*Given exercise*. Search the material for the string "Number", then return every line where it is found.

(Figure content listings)
::::
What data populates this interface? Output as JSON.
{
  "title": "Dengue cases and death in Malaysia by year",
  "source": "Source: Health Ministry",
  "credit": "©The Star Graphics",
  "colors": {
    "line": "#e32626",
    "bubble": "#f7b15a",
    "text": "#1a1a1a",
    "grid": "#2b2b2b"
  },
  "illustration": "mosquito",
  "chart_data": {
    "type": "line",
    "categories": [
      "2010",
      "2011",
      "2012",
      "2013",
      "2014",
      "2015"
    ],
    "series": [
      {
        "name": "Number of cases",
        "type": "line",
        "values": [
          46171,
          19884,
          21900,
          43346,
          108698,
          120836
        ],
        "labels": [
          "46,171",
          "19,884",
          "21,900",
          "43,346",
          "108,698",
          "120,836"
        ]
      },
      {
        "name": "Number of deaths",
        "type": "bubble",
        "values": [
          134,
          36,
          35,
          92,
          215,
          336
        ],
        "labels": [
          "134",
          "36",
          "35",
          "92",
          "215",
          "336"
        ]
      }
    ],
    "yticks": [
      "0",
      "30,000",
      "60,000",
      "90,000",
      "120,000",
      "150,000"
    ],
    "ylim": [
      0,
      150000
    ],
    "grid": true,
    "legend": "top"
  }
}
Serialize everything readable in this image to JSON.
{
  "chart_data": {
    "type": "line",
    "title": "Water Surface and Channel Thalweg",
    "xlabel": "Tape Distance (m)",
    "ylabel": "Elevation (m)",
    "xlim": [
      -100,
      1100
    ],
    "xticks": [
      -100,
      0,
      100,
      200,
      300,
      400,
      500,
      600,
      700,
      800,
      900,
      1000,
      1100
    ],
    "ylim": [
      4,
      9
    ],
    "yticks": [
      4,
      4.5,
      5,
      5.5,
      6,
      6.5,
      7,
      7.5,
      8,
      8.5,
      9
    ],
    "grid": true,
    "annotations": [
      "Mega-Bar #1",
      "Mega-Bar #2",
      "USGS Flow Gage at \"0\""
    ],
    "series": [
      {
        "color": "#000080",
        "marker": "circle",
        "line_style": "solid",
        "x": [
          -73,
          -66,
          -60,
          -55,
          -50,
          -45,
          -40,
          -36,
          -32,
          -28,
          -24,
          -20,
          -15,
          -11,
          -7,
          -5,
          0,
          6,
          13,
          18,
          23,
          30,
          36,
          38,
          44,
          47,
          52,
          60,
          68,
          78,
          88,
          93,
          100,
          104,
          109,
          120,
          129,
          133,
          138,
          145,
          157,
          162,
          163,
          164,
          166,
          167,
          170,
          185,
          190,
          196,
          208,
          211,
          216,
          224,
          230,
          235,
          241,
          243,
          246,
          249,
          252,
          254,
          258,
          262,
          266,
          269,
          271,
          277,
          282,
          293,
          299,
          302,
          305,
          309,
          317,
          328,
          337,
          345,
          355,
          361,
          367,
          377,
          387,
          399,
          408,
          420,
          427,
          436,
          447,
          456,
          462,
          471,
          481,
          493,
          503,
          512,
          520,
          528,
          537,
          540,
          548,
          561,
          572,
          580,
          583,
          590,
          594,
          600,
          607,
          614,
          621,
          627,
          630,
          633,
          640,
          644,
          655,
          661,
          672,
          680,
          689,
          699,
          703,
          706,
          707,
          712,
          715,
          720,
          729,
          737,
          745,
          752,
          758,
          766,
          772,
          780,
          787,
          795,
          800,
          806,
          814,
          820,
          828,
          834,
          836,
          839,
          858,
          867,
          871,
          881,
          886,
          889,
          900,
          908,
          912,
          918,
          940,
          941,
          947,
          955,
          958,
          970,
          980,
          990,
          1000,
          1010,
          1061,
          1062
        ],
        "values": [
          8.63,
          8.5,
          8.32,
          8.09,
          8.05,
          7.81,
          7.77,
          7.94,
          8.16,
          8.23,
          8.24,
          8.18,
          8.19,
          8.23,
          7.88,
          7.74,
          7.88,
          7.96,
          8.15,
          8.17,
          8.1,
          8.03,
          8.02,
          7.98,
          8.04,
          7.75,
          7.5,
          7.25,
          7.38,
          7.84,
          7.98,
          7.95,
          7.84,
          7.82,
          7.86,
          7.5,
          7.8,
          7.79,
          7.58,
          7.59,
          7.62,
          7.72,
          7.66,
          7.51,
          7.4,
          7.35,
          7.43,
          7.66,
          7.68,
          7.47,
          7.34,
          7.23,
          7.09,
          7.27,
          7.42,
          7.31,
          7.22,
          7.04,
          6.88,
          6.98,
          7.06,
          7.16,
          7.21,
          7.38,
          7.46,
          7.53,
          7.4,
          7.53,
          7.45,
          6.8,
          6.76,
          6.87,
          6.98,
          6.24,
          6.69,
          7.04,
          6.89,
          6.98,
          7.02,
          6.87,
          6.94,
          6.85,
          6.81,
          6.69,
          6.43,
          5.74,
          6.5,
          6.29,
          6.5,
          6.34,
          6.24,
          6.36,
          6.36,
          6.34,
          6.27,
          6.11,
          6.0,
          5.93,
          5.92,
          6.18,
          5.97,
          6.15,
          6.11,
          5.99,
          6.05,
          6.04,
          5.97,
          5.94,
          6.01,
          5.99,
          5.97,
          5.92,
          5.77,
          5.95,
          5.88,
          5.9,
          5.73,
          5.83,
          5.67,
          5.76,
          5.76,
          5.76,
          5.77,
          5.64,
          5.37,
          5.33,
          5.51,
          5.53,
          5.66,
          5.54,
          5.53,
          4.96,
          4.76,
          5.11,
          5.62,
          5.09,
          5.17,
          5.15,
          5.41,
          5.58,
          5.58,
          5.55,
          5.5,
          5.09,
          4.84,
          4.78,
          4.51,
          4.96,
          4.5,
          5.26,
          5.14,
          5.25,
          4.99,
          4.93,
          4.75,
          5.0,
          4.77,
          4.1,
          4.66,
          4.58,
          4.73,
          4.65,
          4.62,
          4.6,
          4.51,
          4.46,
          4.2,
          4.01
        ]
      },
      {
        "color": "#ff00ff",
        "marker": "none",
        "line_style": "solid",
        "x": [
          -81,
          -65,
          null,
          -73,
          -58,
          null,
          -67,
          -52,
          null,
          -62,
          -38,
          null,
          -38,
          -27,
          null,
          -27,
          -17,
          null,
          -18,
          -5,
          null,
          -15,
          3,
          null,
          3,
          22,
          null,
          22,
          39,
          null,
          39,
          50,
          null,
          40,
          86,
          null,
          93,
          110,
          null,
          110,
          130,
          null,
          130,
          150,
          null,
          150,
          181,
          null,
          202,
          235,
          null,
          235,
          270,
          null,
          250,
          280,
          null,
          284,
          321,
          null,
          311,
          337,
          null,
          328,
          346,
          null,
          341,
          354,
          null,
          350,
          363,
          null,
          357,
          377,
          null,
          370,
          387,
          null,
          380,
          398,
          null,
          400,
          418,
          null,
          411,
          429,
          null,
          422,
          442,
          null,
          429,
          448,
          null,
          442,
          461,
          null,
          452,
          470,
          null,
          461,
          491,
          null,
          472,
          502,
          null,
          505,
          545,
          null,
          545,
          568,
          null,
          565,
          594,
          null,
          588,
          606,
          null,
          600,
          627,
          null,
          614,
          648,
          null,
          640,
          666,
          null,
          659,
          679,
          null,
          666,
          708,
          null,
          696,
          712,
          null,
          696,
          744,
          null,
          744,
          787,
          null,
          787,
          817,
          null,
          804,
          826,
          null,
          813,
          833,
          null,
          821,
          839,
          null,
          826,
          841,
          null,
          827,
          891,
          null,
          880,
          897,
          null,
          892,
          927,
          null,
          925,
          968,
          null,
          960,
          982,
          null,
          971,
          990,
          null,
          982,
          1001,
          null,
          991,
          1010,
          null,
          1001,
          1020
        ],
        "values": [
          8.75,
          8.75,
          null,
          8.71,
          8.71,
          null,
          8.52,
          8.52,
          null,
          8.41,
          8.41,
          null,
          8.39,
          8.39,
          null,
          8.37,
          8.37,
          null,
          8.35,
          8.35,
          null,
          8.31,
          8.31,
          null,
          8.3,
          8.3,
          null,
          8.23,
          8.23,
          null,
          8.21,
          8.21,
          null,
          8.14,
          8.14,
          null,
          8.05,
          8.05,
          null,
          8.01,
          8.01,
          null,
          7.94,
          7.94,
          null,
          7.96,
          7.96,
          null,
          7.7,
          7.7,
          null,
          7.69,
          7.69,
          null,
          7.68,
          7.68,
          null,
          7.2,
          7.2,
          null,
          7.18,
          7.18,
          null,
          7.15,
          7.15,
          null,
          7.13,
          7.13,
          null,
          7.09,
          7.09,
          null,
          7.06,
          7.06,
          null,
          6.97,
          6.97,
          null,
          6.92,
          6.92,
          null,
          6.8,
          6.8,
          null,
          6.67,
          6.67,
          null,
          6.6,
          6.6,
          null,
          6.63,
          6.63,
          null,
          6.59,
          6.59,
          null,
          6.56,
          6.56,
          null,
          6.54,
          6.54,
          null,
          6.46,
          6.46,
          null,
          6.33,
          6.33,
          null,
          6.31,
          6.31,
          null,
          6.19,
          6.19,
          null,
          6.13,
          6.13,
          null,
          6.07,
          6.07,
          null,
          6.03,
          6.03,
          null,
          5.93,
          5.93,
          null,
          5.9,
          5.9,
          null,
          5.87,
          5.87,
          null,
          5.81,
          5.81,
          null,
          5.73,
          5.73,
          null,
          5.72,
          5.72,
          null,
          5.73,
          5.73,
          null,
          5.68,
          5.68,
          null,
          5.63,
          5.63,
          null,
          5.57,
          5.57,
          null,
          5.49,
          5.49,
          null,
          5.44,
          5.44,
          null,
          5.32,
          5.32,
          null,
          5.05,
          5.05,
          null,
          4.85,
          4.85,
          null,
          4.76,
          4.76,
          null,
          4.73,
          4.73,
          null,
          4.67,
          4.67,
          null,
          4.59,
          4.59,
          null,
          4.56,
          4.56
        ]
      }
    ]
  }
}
::::
*Solution below*.
        "name": "Number of cases",
        "name": "Number of deaths",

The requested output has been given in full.